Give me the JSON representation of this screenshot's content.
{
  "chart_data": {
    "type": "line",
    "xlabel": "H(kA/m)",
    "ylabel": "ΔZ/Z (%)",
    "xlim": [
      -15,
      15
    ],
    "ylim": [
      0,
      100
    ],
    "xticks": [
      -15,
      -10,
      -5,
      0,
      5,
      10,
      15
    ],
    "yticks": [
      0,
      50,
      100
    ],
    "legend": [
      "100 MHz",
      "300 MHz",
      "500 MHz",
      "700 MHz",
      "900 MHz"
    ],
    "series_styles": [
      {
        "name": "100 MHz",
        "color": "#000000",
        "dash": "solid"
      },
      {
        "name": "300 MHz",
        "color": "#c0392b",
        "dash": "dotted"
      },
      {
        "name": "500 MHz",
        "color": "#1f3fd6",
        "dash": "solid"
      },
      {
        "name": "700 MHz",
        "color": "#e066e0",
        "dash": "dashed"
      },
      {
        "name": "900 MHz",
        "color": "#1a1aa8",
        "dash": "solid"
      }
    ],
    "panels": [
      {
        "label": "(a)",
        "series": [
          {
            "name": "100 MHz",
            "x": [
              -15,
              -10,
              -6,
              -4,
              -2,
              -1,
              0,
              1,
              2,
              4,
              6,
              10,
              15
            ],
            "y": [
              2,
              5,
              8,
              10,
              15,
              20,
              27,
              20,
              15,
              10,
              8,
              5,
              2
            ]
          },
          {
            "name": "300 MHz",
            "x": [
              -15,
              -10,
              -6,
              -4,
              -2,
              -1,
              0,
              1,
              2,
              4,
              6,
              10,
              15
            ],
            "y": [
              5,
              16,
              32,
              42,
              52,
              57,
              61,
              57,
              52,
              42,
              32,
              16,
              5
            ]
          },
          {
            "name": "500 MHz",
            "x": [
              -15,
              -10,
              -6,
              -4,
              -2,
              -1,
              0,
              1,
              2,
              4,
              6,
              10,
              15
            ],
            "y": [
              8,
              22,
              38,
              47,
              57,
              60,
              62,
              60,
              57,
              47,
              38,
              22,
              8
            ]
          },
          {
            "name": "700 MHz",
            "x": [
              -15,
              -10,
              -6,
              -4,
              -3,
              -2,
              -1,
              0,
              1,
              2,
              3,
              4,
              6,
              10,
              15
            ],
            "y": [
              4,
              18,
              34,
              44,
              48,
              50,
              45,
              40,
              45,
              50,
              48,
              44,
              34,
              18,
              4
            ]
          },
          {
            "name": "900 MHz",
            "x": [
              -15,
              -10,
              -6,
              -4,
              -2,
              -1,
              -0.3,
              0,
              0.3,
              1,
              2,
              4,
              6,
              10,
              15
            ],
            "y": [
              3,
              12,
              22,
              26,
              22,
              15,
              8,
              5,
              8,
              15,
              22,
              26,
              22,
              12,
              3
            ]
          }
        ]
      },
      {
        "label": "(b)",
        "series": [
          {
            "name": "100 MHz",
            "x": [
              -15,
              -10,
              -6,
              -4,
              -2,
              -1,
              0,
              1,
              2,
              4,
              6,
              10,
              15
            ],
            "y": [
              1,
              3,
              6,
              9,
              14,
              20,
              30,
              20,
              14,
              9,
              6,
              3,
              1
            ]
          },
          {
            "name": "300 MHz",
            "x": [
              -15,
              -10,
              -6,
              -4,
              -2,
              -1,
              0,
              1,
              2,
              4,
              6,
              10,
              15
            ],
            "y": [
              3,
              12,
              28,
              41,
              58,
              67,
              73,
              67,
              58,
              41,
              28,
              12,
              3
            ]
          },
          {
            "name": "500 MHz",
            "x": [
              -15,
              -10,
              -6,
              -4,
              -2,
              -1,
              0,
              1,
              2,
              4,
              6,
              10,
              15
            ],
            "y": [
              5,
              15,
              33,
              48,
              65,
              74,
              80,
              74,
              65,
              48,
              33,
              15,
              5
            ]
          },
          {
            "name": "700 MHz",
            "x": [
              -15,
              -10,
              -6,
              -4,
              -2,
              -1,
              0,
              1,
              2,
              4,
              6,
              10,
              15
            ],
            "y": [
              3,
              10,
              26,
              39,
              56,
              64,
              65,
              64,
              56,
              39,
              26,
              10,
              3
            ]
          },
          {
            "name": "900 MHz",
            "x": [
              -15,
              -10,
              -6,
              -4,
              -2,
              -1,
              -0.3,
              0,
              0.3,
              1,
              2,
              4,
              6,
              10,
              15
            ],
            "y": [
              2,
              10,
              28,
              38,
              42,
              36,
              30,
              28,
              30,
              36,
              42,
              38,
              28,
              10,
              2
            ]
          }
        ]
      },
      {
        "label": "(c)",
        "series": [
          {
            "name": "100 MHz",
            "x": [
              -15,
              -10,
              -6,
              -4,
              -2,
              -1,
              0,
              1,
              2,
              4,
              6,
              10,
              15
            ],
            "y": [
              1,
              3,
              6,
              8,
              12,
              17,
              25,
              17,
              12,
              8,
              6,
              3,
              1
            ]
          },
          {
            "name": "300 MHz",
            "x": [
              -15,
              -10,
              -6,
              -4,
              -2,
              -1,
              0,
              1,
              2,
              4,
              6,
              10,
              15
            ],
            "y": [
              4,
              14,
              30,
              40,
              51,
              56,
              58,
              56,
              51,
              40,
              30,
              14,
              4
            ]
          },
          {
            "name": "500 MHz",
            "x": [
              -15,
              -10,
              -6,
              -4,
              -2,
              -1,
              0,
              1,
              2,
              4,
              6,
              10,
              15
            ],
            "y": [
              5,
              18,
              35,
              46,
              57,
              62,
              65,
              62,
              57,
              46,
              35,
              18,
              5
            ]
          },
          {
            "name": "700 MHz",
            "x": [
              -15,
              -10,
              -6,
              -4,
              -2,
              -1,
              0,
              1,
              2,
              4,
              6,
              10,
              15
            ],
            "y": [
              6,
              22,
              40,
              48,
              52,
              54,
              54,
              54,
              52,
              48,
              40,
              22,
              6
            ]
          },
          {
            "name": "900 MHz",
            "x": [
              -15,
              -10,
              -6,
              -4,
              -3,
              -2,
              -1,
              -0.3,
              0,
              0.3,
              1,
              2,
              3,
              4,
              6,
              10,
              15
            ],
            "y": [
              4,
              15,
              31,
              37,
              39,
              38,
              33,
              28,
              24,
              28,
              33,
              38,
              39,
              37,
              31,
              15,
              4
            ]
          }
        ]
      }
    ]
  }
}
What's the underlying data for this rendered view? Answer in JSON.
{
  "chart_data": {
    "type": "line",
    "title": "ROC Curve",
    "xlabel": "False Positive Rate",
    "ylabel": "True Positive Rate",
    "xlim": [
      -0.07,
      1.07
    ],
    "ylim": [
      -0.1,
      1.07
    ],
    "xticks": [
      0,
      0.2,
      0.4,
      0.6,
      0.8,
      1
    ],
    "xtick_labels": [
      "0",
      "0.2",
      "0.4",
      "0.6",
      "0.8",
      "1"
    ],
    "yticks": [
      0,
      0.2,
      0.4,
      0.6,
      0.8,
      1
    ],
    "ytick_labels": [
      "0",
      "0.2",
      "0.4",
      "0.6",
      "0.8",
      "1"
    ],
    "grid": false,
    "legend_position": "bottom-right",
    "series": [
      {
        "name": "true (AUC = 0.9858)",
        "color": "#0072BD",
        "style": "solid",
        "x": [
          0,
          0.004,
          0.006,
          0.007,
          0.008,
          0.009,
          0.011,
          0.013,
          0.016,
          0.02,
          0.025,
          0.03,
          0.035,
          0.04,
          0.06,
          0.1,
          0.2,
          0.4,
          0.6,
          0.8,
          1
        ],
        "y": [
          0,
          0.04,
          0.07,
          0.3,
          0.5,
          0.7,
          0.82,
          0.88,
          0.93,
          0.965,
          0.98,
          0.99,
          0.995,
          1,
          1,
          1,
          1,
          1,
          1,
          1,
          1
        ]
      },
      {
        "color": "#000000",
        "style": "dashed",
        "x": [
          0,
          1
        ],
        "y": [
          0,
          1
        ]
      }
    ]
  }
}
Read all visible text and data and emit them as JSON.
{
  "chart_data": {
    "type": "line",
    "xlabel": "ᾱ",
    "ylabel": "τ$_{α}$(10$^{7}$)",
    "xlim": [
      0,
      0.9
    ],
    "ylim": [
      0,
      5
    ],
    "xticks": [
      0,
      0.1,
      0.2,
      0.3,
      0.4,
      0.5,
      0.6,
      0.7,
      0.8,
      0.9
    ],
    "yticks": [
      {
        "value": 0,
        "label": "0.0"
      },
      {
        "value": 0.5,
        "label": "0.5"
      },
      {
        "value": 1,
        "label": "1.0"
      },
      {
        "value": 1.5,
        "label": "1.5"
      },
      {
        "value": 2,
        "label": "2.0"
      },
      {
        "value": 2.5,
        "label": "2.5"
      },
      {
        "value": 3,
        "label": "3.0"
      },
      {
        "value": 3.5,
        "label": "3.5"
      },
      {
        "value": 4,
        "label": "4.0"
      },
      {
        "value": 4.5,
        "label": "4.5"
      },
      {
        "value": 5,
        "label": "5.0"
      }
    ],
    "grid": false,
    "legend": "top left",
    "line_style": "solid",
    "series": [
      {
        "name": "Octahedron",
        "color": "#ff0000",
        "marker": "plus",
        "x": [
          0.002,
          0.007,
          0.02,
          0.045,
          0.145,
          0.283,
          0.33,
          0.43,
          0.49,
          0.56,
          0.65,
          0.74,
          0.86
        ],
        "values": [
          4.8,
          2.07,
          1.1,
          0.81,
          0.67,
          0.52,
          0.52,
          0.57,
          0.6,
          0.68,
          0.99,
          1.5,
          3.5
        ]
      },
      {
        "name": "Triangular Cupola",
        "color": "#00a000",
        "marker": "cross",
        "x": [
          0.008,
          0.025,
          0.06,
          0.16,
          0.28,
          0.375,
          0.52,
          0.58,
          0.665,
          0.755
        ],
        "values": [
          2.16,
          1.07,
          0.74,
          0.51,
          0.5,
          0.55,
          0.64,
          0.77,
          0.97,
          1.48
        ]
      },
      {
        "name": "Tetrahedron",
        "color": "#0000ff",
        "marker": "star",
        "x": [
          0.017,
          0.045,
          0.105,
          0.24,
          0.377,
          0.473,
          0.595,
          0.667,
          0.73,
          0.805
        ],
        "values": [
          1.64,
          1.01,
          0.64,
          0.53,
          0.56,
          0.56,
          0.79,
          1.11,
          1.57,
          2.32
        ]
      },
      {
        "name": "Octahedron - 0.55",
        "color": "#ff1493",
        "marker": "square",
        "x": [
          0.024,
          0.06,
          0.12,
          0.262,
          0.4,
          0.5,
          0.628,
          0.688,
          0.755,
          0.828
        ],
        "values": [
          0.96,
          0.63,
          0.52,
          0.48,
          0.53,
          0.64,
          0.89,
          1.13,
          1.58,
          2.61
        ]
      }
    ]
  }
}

◆ **Exercise directions**
Find the word "Octahedron" in the entries above and gather every line that holds it.

◆ **Exercise solution**
        "name": "Octahedron",
        "name": "Octahedron - 0.55",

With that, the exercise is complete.